THE TASK:
Would you write out the entries below, every one of them, exactly?

RECORDS FOR THIS TASK:
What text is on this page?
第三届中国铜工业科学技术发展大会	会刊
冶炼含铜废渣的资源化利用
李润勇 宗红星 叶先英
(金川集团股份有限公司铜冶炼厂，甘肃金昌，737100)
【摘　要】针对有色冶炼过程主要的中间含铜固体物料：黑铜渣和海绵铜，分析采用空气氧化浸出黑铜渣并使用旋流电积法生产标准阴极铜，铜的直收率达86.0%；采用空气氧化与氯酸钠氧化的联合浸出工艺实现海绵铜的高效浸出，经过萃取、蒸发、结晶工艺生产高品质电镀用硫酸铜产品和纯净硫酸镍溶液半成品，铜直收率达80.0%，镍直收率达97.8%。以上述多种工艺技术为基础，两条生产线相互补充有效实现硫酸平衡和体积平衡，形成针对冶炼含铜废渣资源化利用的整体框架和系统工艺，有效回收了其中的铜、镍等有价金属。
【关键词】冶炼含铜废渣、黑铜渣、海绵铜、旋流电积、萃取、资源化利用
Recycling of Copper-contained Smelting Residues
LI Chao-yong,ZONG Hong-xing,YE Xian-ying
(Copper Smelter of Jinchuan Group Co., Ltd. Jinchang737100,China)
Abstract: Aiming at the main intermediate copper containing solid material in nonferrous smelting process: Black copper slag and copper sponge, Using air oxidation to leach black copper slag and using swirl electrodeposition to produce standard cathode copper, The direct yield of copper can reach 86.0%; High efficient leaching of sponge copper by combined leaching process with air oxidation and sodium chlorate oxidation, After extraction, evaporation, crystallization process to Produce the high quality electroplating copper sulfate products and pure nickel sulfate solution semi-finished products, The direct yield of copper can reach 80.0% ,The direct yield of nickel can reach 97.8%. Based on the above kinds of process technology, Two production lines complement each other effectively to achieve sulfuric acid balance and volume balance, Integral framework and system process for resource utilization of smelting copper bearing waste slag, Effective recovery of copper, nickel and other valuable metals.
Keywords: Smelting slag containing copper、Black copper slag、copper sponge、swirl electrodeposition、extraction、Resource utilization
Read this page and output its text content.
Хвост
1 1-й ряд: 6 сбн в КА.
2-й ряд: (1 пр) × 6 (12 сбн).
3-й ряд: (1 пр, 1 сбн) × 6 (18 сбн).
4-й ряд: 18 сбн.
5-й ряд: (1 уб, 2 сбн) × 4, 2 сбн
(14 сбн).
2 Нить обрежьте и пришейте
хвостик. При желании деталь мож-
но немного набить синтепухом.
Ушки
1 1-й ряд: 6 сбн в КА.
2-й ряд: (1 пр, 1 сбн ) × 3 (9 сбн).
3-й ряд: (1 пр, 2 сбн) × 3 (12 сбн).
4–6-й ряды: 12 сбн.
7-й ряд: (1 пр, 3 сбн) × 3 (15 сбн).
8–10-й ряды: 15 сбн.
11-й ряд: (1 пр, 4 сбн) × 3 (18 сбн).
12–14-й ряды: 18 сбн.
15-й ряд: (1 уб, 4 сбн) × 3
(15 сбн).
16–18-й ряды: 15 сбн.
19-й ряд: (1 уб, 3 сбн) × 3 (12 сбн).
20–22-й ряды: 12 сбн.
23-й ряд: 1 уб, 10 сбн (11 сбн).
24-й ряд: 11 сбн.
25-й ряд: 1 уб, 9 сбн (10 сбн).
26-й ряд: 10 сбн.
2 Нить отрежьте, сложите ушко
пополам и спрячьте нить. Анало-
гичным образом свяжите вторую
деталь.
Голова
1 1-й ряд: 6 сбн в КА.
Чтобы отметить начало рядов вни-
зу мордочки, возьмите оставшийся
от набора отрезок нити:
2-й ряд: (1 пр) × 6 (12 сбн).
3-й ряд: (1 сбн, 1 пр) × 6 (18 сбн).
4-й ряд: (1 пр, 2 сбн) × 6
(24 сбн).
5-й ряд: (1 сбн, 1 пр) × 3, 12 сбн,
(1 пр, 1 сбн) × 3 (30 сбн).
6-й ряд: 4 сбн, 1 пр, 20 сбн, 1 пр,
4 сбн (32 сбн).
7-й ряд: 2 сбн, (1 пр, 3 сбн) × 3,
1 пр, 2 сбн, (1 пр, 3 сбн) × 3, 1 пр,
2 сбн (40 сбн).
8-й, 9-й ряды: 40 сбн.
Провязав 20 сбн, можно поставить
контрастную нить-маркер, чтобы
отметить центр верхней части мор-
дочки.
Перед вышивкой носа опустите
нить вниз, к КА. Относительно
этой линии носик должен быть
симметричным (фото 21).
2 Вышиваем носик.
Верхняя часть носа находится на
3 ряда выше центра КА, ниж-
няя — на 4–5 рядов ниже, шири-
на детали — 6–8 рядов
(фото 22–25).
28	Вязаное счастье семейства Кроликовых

SOLUTION BELOW:
What text is on this page?
第三届中国铜工业科学技术发展大会	会刊
冶炼含铜废渣的资源化利用
李润勇 宗红星 叶先英
(金川集团股份有限公司铜冶炼厂，甘肃金昌，737100)
【摘　要】针对有色冶炼过程主要的中间含铜固体物料：黑铜渣和海绵铜，分析采用空气氧化浸出黑铜渣并使用旋流电积法生产标准阴极铜，铜的直收率达86.0%；采用空气氧化与氯酸钠氧化的联合浸出工艺实现海绵铜的高效浸出，经过萃取、蒸发、结晶工艺生产高品质电镀用硫酸铜产品和纯净硫酸镍溶液半成品，铜直收率达80.0%，镍直收率达97.8%。以上述多种工艺技术为基础，两条生产线相互补充有效实现硫酸平衡和体积平衡，形成针对冶炼含铜废渣资源化利用的整体框架和系统工艺，有效回收了其中的铜、镍等有价金属。
【关键词】冶炼含铜废渣、黑铜渣、海绵铜、旋流电积、萃取、资源化利用
Recycling of Copper-contained Smelting Residues
LI Chao-yong,ZONG Hong-xing,YE Xian-ying
(Copper Smelter of Jinchuan Group Co., Ltd. Jinchang737100,China)
Abstract: Aiming at the main intermediate copper containing solid material in nonferrous smelting process: Black copper slag and copper sponge, Using air oxidation to leach black copper slag and using swirl electrodeposition to produce standard cathode copper, The direct yield of copper can reach 86.0%; High efficient leaching of sponge copper by combined leaching process with air oxidation and sodium chlorate oxidation, After extraction, evaporation, crystallization process to Produce the high quality electroplating copper sulfate products and pure nickel sulfate solution semi-finished products, The direct yield of copper can reach 80.0% ,The direct yield of nickel can reach 97.8%. Based on the above kinds of process technology, Two production lines complement each other effectively to achieve sulfuric acid balance and volume balance, Integral framework and system process for resource utilization of smelting copper bearing waste slag, Effective recovery of copper, nickel and other valuable metals.
Keywords: Smelting slag containing copper、Black copper slag、copper sponge、swirl electrodeposition、extraction、Resource utilization
Read this page and output its text content.
Хвост
1 1-й ряд: 6 сбн в КА.
2-й ряд: (1 пр) × 6 (12 сбн).
3-й ряд: (1 пр, 1 сбн) × 6 (18 сбн).
4-й ряд: 18 сбн.
5-й ряд: (1 уб, 2 сбн) × 4, 2 сбн
(14 сбн).
2 Нить обрежьте и пришейте
хвостик. При желании деталь мож-
но немного набить синтепухом.
Ушки
1 1-й ряд: 6 сбн в КА.
2-й ряд: (1 пр, 1 сбн ) × 3 (9 сбн).
3-й ряд: (1 пр, 2 сбн) × 3 (12 сбн).
4–6-й ряды: 12 сбн.
7-й ряд: (1 пр, 3 сбн) × 3 (15 сбн).
8–10-й ряды: 15 сбн.
11-й ряд: (1 пр, 4 сбн) × 3 (18 сбн).
12–14-й ряды: 18 сбн.
15-й ряд: (1 уб, 4 сбн) × 3
(15 сбн).
16–18-й ряды: 15 сбн.
19-й ряд: (1 уб, 3 сбн) × 3 (12 сбн).
20–22-й ряды: 12 сбн.
23-й ряд: 1 уб, 10 сбн (11 сбн).
24-й ряд: 11 сбн.
25-й ряд: 1 уб, 9 сбн (10 сбн).
26-й ряд: 10 сбн.
2 Нить отрежьте, сложите ушко
пополам и спрячьте нить. Анало-
гичным образом свяжите вторую
деталь.
Голова
1 1-й ряд: 6 сбн в КА.
Чтобы отметить начало рядов вни-
зу мордочки, возьмите оставшийся
от набора отрезок нити:
2-й ряд: (1 пр) × 6 (12 сбн).
3-й ряд: (1 сбн, 1 пр) × 6 (18 сбн).
4-й ряд: (1 пр, 2 сбн) × 6
(24 сбн).
5-й ряд: (1 сбн, 1 пр) × 3, 12 сбн,
(1 пр, 1 сбн) × 3 (30 сбн).
6-й ряд: 4 сбн, 1 пр, 20 сбн, 1 пр,
4 сбн (32 сбн).
7-й ряд: 2 сбн, (1 пр, 3 сбн) × 3,
1 пр, 2 сбн, (1 пр, 3 сбн) × 3, 1 пр,
2 сбн (40 сбн).
8-й, 9-й ряды: 40 сбн.
Провязав 20 сбн, можно поставить
контрастную нить-маркер, чтобы
отметить центр верхней части мор-
дочки.
Перед вышивкой носа опустите
нить вниз, к КА. Относительно
этой линии носик должен быть
симметричным (фото 21).
2 Вышиваем носик.
Верхняя часть носа находится на
3 ряда выше центра КА, ниж-
няя — на 4–5 рядов ниже, шири-
на детали — 6–8 рядов
(фото 22–25).
28	Вязаное счастье семейства Кроликовых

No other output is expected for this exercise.